§ **REQUIRED WORK**
Give only the number of lines in the listing below where the string "hatása" occurs.

§ **AVAILABLE DATA**
(begin)
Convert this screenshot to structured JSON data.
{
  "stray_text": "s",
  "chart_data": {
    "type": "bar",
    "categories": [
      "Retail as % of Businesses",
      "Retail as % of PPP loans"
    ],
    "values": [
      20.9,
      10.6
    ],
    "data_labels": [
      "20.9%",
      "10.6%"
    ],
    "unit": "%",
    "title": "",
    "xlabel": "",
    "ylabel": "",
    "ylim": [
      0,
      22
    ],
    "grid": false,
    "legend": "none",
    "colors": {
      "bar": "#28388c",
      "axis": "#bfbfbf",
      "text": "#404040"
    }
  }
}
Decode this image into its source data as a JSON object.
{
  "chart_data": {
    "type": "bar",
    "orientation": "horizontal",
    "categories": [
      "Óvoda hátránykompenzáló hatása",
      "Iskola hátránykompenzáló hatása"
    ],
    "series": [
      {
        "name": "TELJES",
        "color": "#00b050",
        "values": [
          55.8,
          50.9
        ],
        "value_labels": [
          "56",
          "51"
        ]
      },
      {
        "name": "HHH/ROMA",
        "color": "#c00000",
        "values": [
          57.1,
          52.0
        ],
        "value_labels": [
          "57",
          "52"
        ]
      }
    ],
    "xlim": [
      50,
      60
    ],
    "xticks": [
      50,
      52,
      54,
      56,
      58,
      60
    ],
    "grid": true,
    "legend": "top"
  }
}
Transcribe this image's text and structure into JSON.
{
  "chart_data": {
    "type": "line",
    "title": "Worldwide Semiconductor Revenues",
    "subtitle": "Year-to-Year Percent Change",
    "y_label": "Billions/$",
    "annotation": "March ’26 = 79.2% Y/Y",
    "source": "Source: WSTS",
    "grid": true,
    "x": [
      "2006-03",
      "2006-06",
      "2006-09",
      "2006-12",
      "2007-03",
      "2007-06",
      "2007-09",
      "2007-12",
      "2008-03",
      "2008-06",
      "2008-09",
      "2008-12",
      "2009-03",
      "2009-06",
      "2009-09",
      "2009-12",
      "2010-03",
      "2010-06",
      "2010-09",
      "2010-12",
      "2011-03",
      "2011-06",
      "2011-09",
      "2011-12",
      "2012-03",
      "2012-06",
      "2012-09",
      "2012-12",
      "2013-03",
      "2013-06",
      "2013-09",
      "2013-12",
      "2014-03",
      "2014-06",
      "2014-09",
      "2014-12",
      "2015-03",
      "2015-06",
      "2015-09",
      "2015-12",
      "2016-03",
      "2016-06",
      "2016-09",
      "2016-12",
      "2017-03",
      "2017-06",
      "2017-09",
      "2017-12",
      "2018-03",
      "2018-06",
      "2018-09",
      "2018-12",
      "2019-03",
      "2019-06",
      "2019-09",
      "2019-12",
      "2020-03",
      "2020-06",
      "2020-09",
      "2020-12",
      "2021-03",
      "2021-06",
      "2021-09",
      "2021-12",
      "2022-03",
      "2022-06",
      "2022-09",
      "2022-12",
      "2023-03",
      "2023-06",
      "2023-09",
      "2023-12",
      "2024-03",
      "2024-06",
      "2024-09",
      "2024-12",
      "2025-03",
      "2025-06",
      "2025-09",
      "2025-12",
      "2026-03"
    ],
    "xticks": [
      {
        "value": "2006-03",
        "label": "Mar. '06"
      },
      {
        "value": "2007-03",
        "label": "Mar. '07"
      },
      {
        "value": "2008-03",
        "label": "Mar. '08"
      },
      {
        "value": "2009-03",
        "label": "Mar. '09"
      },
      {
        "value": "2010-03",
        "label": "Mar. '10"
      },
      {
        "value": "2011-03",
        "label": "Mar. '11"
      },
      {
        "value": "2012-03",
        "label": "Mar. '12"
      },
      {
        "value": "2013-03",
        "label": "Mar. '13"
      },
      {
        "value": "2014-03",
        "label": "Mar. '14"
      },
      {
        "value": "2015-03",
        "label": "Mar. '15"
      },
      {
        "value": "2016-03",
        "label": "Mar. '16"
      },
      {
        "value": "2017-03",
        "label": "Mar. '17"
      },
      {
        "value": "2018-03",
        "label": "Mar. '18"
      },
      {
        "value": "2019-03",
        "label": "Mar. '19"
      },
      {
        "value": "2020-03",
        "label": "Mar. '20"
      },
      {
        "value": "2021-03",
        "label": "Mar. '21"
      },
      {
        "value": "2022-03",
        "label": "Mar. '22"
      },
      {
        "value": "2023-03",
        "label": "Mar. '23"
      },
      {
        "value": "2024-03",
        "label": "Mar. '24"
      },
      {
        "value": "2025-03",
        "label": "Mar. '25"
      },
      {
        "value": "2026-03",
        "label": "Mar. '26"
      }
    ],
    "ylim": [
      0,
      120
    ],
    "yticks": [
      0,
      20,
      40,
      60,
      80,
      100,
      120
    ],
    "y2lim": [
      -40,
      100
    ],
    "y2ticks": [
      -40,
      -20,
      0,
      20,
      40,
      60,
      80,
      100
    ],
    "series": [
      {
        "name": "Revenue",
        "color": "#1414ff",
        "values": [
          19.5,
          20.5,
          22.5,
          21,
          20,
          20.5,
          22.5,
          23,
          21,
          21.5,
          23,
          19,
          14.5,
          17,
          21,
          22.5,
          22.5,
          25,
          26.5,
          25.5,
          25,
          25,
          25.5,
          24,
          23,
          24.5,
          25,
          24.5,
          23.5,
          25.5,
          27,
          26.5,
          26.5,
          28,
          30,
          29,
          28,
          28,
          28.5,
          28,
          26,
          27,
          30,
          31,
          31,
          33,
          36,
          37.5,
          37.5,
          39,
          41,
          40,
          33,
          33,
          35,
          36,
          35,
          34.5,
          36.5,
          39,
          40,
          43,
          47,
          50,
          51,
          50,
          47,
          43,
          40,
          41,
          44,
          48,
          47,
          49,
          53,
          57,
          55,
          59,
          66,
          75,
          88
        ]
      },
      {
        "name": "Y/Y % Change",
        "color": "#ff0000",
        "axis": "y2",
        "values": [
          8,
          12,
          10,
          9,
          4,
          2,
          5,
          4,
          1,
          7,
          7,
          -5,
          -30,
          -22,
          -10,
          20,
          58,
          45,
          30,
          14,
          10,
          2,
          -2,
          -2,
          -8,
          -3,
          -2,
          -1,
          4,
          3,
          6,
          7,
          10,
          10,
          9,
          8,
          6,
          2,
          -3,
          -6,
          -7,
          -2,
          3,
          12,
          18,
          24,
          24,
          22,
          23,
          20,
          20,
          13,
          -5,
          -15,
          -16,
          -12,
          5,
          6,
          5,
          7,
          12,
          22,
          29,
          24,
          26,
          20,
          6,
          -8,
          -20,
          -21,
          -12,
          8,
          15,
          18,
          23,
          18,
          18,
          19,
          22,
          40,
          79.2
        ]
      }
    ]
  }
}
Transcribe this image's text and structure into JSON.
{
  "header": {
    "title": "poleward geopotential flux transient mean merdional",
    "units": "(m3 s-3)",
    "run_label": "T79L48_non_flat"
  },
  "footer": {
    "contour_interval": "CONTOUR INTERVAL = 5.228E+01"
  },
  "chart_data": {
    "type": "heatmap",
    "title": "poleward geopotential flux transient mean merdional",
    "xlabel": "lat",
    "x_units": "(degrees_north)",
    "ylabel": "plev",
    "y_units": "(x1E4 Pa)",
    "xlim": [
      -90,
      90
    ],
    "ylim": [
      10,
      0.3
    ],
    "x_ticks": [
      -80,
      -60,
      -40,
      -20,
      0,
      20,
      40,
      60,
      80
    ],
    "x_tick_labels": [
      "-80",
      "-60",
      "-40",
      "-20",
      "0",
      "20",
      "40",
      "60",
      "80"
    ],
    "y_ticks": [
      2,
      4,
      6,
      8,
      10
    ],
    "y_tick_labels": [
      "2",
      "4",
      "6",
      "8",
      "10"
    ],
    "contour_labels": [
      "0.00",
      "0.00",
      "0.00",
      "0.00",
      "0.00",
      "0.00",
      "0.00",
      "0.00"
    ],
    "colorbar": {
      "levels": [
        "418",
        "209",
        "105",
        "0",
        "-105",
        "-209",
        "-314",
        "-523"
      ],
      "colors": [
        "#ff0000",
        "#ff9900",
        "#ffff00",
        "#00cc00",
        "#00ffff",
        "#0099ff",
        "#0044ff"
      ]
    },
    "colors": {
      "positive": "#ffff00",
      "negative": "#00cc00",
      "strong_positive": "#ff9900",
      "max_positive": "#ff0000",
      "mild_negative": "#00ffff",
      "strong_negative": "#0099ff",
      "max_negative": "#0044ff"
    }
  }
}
(end)
§ **EXPECTED ANSWER**
2